#### AIM
Out of the lines below, please list those that hold the string "object".

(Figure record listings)
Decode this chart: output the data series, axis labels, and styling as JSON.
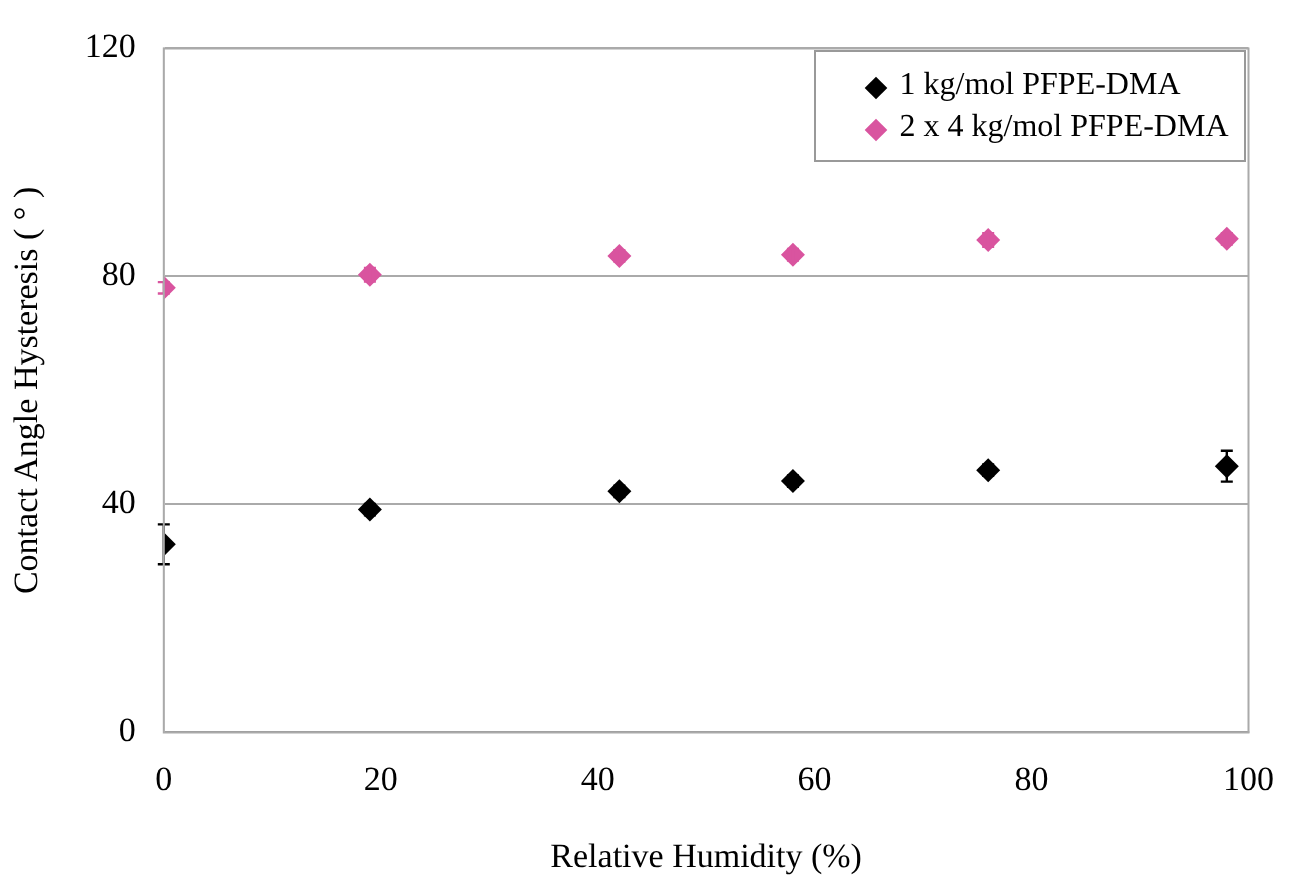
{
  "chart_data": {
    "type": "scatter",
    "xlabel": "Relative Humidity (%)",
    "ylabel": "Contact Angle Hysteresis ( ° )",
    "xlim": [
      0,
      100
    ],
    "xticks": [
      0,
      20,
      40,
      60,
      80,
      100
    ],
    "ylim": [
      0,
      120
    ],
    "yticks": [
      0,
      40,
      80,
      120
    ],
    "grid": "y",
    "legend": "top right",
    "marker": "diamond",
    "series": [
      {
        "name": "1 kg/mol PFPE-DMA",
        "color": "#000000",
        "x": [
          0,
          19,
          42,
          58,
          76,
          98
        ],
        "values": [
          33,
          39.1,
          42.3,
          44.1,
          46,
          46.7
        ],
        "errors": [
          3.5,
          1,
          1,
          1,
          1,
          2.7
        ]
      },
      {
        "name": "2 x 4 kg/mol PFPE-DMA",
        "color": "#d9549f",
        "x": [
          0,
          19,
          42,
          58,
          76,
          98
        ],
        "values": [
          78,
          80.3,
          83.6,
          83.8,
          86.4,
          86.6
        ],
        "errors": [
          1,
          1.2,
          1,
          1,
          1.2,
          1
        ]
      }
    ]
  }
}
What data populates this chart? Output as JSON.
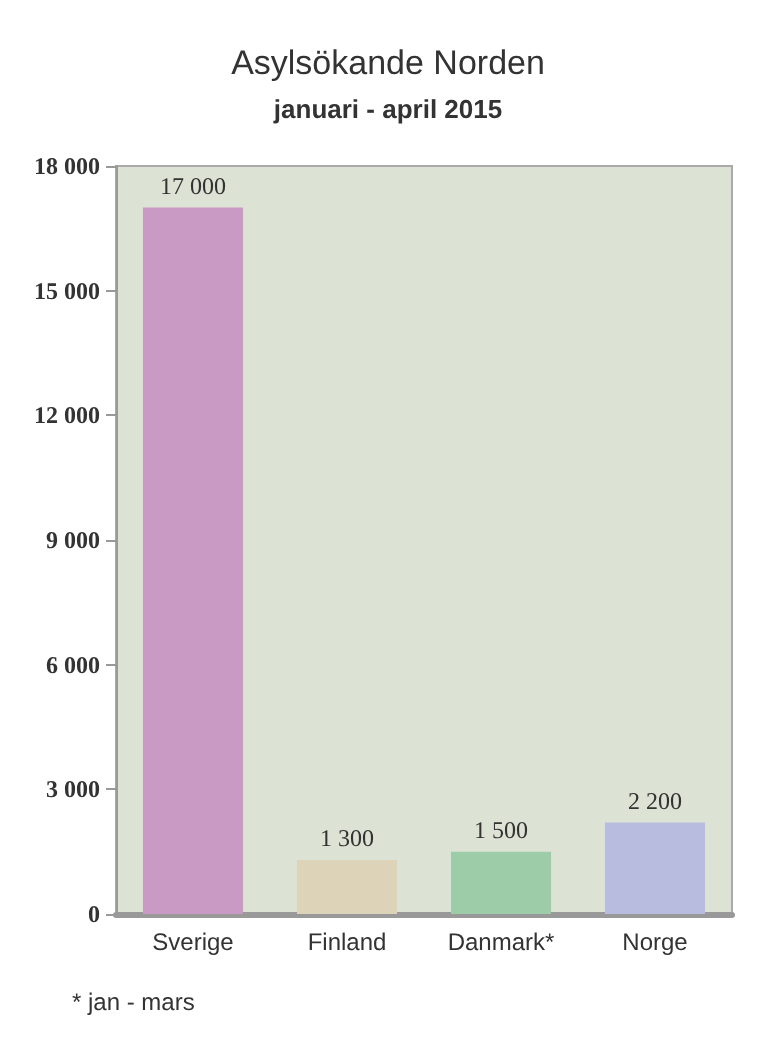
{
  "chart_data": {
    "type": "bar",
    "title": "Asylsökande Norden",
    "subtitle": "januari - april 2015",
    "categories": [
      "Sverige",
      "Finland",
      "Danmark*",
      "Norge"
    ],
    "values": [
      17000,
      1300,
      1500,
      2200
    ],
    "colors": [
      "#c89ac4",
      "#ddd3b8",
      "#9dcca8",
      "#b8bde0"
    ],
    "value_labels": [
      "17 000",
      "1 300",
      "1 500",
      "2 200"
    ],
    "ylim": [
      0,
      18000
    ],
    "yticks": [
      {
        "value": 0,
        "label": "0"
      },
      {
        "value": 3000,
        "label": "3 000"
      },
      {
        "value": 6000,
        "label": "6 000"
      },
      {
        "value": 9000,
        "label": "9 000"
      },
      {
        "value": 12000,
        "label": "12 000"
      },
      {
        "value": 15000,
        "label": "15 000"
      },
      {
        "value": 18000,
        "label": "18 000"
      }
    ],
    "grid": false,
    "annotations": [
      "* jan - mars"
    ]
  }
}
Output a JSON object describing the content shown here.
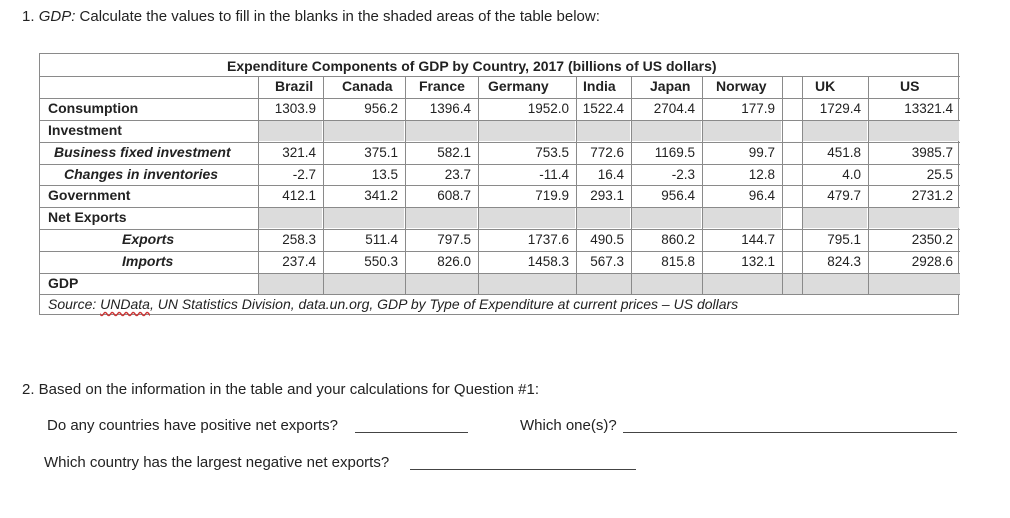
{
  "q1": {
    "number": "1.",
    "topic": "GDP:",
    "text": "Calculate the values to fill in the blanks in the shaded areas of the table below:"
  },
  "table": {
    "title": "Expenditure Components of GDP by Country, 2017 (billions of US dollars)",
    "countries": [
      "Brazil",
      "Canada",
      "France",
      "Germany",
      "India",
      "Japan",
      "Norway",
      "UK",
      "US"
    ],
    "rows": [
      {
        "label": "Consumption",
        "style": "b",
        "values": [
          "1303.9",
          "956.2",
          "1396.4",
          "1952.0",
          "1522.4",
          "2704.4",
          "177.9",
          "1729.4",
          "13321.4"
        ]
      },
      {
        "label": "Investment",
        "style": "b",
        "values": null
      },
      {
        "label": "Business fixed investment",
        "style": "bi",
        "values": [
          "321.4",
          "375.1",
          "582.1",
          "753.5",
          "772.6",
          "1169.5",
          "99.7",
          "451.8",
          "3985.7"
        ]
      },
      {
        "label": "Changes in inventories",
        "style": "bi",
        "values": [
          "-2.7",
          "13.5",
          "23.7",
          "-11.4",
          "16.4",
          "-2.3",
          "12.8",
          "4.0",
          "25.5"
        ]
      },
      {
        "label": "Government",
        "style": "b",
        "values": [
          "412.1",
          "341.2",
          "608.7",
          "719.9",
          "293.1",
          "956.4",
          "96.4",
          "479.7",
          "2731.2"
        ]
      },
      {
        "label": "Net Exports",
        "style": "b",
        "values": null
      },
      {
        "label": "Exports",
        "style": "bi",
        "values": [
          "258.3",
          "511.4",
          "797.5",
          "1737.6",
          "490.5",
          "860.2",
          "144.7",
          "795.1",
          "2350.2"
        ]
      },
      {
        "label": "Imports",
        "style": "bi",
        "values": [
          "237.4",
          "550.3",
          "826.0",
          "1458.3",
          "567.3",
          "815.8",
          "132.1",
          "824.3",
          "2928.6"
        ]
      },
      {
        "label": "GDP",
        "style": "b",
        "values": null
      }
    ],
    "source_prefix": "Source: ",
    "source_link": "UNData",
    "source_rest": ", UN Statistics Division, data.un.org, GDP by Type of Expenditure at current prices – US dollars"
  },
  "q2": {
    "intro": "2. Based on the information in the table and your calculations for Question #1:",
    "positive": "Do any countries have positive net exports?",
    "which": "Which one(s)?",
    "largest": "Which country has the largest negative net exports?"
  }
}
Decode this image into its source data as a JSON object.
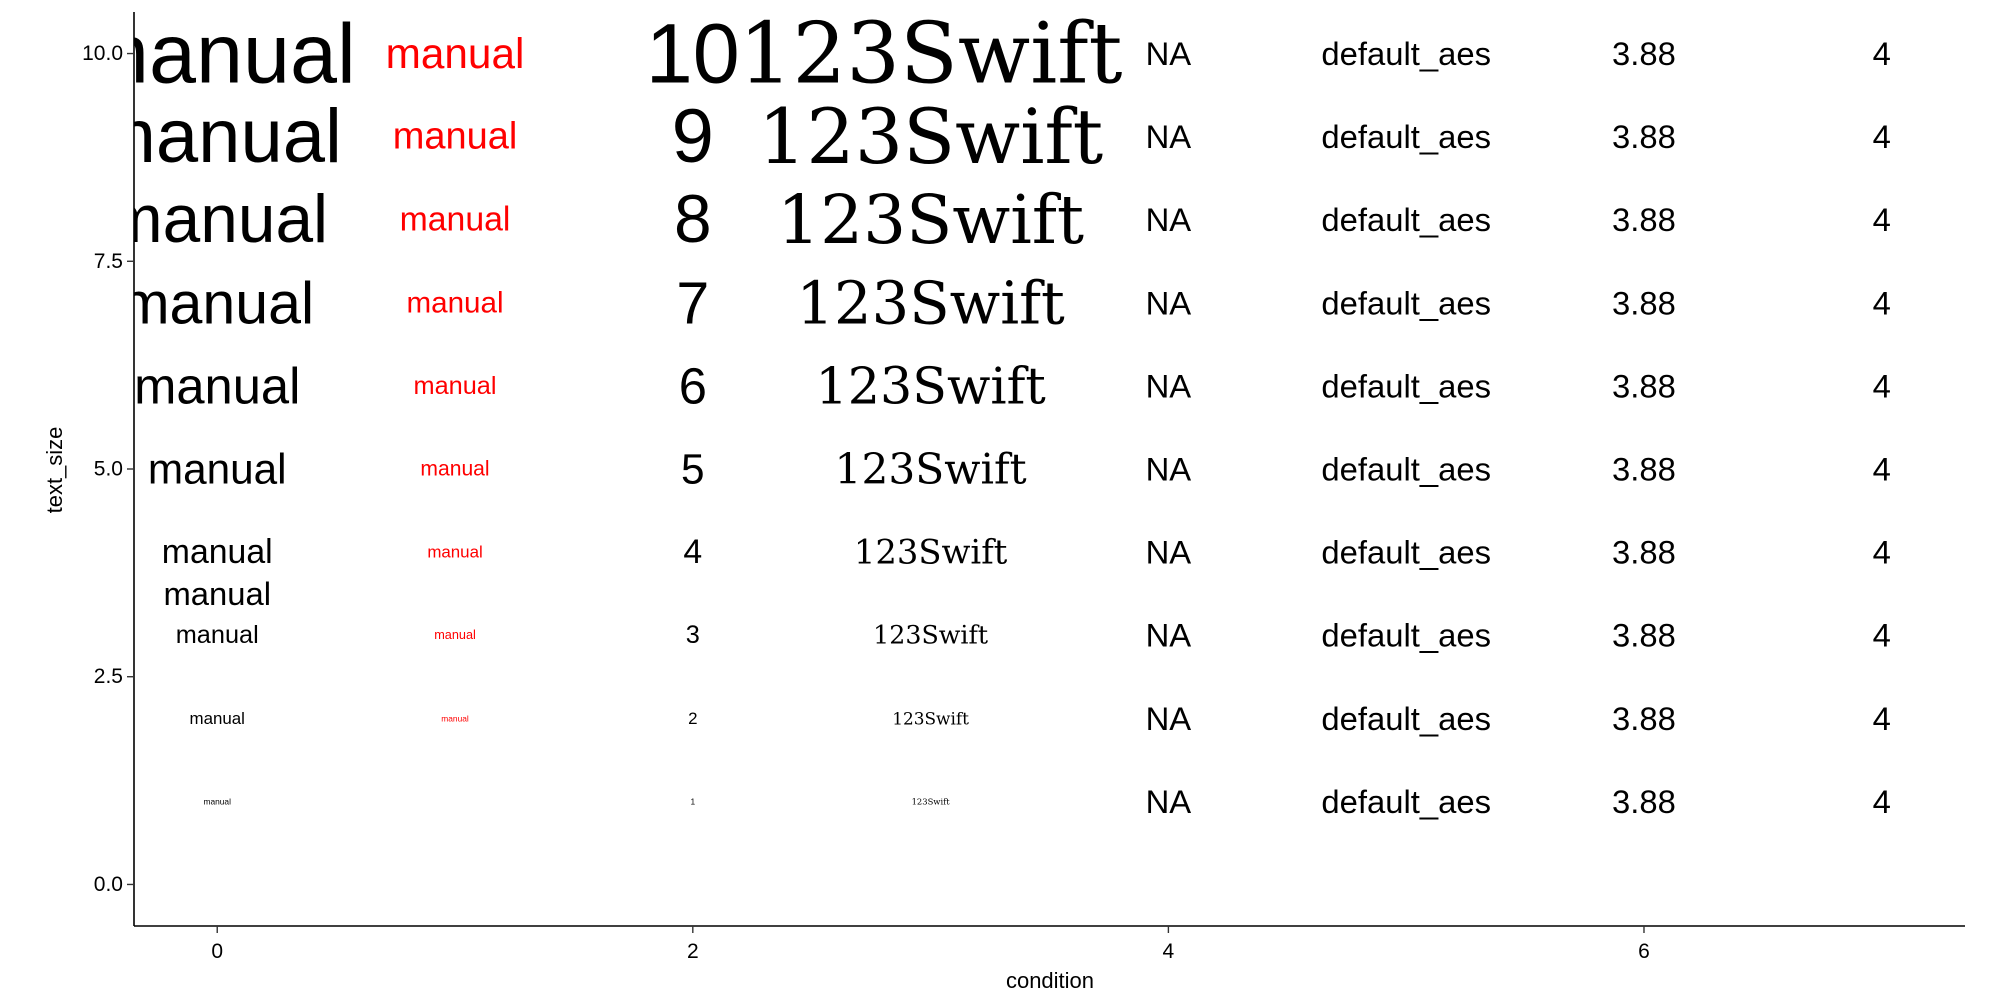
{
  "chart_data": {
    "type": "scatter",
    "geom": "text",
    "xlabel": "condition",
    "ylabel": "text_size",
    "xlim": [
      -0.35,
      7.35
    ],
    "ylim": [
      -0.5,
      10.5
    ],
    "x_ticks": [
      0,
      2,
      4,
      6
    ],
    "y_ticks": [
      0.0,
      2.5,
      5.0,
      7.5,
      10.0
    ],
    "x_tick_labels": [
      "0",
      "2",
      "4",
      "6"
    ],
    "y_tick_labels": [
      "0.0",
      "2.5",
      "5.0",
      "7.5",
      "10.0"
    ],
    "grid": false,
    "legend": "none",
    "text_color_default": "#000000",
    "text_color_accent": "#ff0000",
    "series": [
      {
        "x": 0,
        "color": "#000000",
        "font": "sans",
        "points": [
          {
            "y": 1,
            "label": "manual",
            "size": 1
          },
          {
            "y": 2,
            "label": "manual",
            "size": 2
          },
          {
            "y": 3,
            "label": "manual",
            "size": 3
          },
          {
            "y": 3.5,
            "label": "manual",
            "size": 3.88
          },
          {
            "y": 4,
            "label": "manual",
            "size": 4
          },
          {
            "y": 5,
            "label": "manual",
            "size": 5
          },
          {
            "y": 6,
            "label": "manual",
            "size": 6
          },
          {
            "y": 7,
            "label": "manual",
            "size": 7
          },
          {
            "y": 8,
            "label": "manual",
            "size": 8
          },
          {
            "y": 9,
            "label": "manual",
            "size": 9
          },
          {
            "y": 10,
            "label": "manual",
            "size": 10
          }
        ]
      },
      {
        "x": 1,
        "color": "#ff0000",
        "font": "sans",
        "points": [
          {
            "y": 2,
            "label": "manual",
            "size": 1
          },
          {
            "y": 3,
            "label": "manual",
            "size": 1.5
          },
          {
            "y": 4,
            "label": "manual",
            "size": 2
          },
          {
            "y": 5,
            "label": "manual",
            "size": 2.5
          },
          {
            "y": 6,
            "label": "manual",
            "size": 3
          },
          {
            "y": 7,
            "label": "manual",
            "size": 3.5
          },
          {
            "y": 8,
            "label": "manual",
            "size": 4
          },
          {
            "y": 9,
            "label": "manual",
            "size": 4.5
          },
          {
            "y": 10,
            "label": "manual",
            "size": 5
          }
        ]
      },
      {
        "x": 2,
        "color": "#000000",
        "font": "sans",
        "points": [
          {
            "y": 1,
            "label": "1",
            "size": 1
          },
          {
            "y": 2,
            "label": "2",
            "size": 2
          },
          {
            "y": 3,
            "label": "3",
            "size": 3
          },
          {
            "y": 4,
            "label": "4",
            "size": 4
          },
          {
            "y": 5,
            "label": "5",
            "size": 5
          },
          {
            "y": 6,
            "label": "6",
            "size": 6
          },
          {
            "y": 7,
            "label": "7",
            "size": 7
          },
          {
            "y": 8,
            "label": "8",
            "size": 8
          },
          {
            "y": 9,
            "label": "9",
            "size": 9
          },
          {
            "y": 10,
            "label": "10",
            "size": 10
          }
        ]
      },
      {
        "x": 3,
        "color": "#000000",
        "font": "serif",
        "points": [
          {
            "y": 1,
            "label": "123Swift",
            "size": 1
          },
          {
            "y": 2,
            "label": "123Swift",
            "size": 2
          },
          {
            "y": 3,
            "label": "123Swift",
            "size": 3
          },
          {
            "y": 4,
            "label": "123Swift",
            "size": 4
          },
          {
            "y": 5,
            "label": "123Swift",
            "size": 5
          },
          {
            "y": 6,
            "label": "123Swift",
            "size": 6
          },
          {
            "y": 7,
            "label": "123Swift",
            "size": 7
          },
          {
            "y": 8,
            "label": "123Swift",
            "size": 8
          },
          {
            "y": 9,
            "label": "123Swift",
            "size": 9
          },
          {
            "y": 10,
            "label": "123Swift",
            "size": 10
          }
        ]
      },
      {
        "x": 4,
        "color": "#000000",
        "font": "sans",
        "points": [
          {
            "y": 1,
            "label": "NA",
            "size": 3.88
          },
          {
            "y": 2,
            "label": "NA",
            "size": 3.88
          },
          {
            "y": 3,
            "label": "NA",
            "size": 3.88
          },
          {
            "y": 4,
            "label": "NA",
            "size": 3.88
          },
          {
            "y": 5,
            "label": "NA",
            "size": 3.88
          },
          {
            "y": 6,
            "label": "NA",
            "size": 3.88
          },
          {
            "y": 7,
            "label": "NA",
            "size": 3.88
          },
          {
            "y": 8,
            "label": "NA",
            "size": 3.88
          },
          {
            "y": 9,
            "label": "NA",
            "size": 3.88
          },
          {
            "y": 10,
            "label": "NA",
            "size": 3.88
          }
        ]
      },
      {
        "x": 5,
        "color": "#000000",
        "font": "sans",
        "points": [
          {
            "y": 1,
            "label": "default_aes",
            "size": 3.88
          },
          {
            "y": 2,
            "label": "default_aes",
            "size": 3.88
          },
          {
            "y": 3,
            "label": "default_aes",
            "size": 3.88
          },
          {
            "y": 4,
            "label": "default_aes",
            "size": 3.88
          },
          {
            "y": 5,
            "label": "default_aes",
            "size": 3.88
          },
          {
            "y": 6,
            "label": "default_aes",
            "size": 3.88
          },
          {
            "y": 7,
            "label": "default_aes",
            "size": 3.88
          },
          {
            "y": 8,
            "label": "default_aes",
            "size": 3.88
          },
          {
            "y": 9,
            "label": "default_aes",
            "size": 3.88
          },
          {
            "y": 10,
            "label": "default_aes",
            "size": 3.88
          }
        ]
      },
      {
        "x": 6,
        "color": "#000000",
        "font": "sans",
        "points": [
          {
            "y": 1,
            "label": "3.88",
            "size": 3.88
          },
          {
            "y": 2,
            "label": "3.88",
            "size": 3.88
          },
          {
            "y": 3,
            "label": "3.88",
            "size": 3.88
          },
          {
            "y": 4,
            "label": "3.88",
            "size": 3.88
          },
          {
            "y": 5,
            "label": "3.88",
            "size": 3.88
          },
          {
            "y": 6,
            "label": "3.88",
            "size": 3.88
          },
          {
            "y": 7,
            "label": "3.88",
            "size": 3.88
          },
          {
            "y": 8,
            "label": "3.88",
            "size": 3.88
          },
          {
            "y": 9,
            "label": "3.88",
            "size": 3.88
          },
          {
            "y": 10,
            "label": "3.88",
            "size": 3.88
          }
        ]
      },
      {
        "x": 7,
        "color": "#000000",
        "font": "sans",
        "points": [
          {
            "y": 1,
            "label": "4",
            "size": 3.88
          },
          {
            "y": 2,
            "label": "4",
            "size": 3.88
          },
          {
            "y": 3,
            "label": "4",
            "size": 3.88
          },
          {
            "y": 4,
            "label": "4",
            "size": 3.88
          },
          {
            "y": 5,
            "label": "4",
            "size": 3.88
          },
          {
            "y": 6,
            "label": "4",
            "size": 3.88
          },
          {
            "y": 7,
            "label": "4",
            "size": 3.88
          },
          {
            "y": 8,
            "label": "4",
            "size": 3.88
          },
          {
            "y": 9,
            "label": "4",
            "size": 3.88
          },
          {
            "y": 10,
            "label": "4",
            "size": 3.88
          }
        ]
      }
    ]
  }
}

#### FINAL RESULT
Output a JSON object describing the content shown here.
Decode this image into its source data as a JSON object.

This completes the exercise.